──────── Data provided

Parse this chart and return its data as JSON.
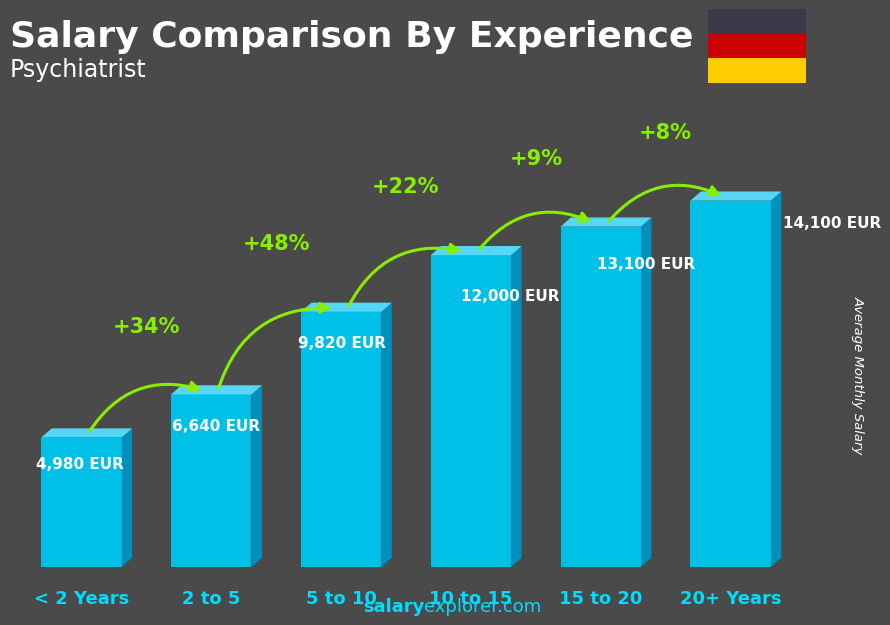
{
  "title": "Salary Comparison By Experience",
  "subtitle": "Psychiatrist",
  "categories": [
    "< 2 Years",
    "2 to 5",
    "5 to 10",
    "10 to 15",
    "15 to 20",
    "20+ Years"
  ],
  "values": [
    4980,
    6640,
    9820,
    12000,
    13100,
    14100
  ],
  "labels": [
    "4,980 EUR",
    "6,640 EUR",
    "9,820 EUR",
    "12,000 EUR",
    "13,100 EUR",
    "14,100 EUR"
  ],
  "pct_changes": [
    "+34%",
    "+48%",
    "+22%",
    "+9%",
    "+8%"
  ],
  "bar_front_color": "#00c0e8",
  "bar_side_color": "#0090bb",
  "bar_top_color": "#55d8f8",
  "bg_color": "#4a4a4a",
  "text_white": "#ffffff",
  "text_green": "#88ee00",
  "ylabel": "Average Monthly Salary",
  "watermark_bold": "salary",
  "watermark_regular": "explorer.com",
  "flag_black": "#3a3a4a",
  "flag_red": "#cc0000",
  "flag_gold": "#ffcc00",
  "title_fontsize": 26,
  "subtitle_fontsize": 17,
  "label_fontsize": 11,
  "pct_fontsize": 15,
  "cat_fontsize": 13,
  "watermark_fontsize": 13
}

────────────────

# Task prompt
Copy the records word for word, leaving no picture in the copy.

# Output for this exercise
Parse this chart and return its data as JSON.
{
  "title": "Salary Comparison By Experience",
  "subtitle": "Psychiatrist",
  "categories": [
    "< 2 Years",
    "2 to 5",
    "5 to 10",
    "10 to 15",
    "15 to 20",
    "20+ Years"
  ],
  "values": [
    4980,
    6640,
    9820,
    12000,
    13100,
    14100
  ],
  "labels": [
    "4,980 EUR",
    "6,640 EUR",
    "9,820 EUR",
    "12,000 EUR",
    "13,100 EUR",
    "14,100 EUR"
  ],
  "pct_changes": [
    "+34%",
    "+48%",
    "+22%",
    "+9%",
    "+8%"
  ],
  "bar_front_color": "#00c0e8",
  "bar_side_color": "#0090bb",
  "bar_top_color": "#55d8f8",
  "bg_color": "#4a4a4a",
  "text_white": "#ffffff",
  "text_green": "#88ee00",
  "ylabel": "Average Monthly Salary",
  "watermark_bold": "salary",
  "watermark_regular": "explorer.com",
  "flag_black": "#3a3a4a",
  "flag_red": "#cc0000",
  "flag_gold": "#ffcc00",
  "title_fontsize": 26,
  "subtitle_fontsize": 17,
  "label_fontsize": 11,
  "pct_fontsize": 15,
  "cat_fontsize": 13,
  "watermark_fontsize": 13
}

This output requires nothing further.